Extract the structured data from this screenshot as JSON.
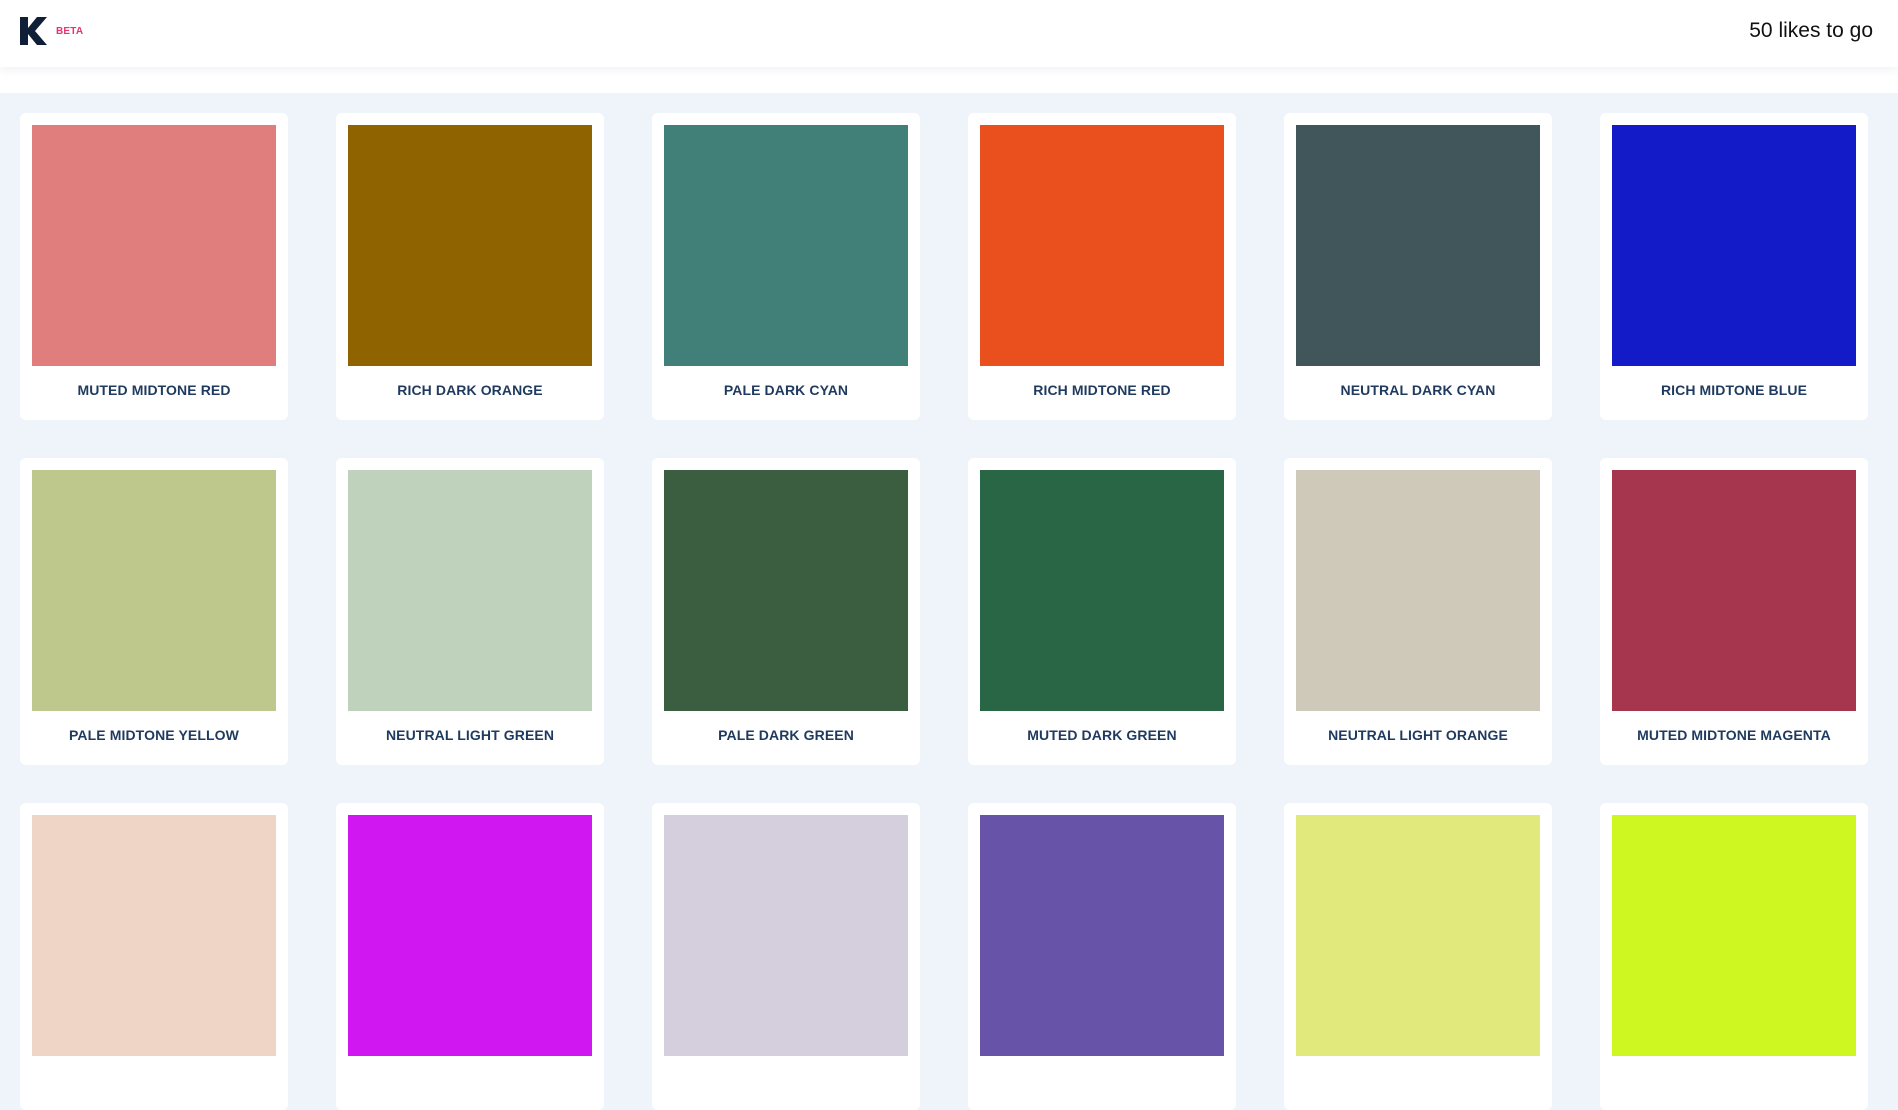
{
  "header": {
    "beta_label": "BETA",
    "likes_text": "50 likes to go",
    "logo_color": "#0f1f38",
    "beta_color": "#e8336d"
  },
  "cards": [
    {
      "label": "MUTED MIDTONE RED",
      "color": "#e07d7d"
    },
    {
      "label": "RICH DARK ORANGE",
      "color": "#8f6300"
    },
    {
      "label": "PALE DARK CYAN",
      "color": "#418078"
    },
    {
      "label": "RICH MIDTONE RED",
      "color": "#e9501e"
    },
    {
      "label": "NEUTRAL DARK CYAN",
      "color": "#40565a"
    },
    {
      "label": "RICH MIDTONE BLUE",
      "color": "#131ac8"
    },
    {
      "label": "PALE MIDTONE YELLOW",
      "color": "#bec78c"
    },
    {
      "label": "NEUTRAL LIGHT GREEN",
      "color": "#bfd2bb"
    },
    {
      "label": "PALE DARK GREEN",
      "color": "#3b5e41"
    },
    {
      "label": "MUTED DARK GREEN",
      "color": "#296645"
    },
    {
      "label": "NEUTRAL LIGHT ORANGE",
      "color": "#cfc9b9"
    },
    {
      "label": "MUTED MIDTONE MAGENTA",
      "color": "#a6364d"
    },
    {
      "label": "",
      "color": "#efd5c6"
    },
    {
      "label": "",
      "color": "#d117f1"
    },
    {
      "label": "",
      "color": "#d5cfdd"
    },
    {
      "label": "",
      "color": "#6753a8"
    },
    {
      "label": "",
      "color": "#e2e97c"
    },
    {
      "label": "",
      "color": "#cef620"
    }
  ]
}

════════════════════

Problem
In this exercise, set down all of the data exactly, without the pictures.

Solution for this problem
Extract the structured data from this screenshot as JSON.
{
  "header": {
    "beta_label": "BETA",
    "likes_text": "50 likes to go",
    "logo_color": "#0f1f38",
    "beta_color": "#e8336d"
  },
  "cards": [
    {
      "label": "MUTED MIDTONE RED",
      "color": "#e07d7d"
    },
    {
      "label": "RICH DARK ORANGE",
      "color": "#8f6300"
    },
    {
      "label": "PALE DARK CYAN",
      "color": "#418078"
    },
    {
      "label": "RICH MIDTONE RED",
      "color": "#e9501e"
    },
    {
      "label": "NEUTRAL DARK CYAN",
      "color": "#40565a"
    },
    {
      "label": "RICH MIDTONE BLUE",
      "color": "#131ac8"
    },
    {
      "label": "PALE MIDTONE YELLOW",
      "color": "#bec78c"
    },
    {
      "label": "NEUTRAL LIGHT GREEN",
      "color": "#bfd2bb"
    },
    {
      "label": "PALE DARK GREEN",
      "color": "#3b5e41"
    },
    {
      "label": "MUTED DARK GREEN",
      "color": "#296645"
    },
    {
      "label": "NEUTRAL LIGHT ORANGE",
      "color": "#cfc9b9"
    },
    {
      "label": "MUTED MIDTONE MAGENTA",
      "color": "#a6364d"
    },
    {
      "label": "",
      "color": "#efd5c6"
    },
    {
      "label": "",
      "color": "#d117f1"
    },
    {
      "label": "",
      "color": "#d5cfdd"
    },
    {
      "label": "",
      "color": "#6753a8"
    },
    {
      "label": "",
      "color": "#e2e97c"
    },
    {
      "label": "",
      "color": "#cef620"
    }
  ]
}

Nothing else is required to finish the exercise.